Quality by design approach with multivariate analysis and artificial neural network models to understand and control excipient variability

Purpose

Although understanding the variability in the physicochemical properties of an excipient in a drug formulation is becoming an important aspect of the quality by design approach, few studies have reported the effect of excipient variability on design space. This study aimed to understand how the variability of excipient physicochemical properties caused by changes in manufacturer and grade influence the tablet quality.

Methods

In the quality by design approach, the formulation of the immediate-release tablet was optimized with a D-optimal mixture design. Subsequently, polyvinylpyrrolidone of different grades and manufacturers, which is used as a binder, was used to confirm the variability within the design space. The main cause of variability was identified by multivariate analysis, and a predictive model using an artificial neural network was developed to predict the dissolution profile.

Structured page parsing data:
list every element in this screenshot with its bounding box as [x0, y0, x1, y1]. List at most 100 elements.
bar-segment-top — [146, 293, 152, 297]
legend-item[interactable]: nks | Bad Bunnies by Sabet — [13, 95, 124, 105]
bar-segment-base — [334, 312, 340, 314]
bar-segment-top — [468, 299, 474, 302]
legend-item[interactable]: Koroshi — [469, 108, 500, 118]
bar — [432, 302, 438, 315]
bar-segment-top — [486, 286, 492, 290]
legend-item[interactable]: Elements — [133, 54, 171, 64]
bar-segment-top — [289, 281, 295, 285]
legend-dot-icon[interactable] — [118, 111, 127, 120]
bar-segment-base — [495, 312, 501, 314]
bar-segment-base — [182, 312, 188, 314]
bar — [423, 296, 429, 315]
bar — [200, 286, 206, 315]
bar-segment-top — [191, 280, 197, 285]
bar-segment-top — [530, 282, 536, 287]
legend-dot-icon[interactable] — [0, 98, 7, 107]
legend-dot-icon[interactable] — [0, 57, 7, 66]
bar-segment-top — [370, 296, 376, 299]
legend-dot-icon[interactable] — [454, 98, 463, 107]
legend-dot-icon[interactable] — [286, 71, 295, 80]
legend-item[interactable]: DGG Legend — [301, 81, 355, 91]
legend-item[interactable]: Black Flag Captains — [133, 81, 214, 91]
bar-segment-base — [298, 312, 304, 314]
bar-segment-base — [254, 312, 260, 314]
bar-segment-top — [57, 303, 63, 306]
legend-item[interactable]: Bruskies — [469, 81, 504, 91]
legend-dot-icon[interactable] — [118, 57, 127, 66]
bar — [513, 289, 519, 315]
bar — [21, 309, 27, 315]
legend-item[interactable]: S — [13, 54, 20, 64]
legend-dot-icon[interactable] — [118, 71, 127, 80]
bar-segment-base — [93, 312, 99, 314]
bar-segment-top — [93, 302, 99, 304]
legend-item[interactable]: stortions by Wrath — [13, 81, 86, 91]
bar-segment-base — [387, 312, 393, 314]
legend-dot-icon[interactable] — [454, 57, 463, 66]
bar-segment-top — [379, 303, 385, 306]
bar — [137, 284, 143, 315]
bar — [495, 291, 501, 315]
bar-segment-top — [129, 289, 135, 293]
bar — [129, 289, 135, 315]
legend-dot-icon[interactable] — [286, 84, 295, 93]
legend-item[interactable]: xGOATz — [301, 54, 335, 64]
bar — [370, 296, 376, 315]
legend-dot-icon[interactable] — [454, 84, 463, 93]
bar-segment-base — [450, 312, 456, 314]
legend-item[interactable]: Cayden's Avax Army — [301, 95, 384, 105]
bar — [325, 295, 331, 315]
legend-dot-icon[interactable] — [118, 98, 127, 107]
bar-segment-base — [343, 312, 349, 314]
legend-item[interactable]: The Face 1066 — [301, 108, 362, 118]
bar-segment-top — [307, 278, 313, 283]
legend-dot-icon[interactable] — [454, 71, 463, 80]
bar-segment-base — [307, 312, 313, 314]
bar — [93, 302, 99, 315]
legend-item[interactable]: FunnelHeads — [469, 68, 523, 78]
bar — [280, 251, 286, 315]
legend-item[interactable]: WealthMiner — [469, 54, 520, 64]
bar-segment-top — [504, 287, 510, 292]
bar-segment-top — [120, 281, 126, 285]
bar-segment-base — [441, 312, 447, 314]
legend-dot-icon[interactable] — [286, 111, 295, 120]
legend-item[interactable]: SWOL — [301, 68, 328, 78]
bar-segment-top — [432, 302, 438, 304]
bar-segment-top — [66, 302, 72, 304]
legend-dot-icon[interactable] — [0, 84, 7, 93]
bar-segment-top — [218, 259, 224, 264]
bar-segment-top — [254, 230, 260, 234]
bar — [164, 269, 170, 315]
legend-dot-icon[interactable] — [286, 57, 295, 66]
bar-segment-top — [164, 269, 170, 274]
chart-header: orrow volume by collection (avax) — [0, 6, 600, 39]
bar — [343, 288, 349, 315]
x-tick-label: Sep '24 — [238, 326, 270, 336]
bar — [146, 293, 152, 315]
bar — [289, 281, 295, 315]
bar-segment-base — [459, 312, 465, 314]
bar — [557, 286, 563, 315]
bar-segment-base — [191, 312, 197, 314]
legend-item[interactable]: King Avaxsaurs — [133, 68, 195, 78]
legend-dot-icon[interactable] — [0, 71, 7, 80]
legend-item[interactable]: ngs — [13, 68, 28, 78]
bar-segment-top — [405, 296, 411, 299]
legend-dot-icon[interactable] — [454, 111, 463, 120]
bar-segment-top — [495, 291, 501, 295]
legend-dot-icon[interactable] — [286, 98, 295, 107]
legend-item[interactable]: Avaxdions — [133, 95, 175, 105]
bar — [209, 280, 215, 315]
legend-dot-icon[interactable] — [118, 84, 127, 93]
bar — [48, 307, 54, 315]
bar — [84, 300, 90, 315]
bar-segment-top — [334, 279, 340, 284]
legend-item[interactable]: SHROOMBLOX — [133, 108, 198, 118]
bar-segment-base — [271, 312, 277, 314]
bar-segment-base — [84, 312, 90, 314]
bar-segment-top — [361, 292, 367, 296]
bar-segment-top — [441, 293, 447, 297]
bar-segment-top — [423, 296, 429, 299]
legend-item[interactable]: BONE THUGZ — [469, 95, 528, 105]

Problems to work on:
1. Name every statistical or modeling technique mentioned in the Methods section of the excipient variability abstract.
2. Answer these questions about the excipient variability abstract:
(a) According to the Purpose section, which two changes cause variability in excipient physicochemical properties?
(b) What kind of tablet was the formulation optimized for?
(c) What was the artificial neural network model built to predict?
3. Continue the abstract on excipient variability in tablet formulation from its final sentence.

Responses to the exercise:
1.
D-optimal mixture design
Multivariate analysis
Artificial neural network

2.
(a) Changes in manufacturer and grade.
(b) An immediate-release tablet.
(c) The dissolution profile.

3.
Results

The design space greatly shifted the grade changes, mainly because of variabilities in the K values and particle size distribution that are strongly correlated with critical quality attributes. The predictive model accurately predicted the dissolution profile with low absolute and relative errors.

Conclusion

These findings highlight the importance of understanding and controlling excipient variability in the quality by design approach.

Read more

Kim, J.Y., Choi, D.H. Quality by design approach with multivariate analysis and artificial neural network models to understand and control excipient variability. J. Pharm. Investig. (2022).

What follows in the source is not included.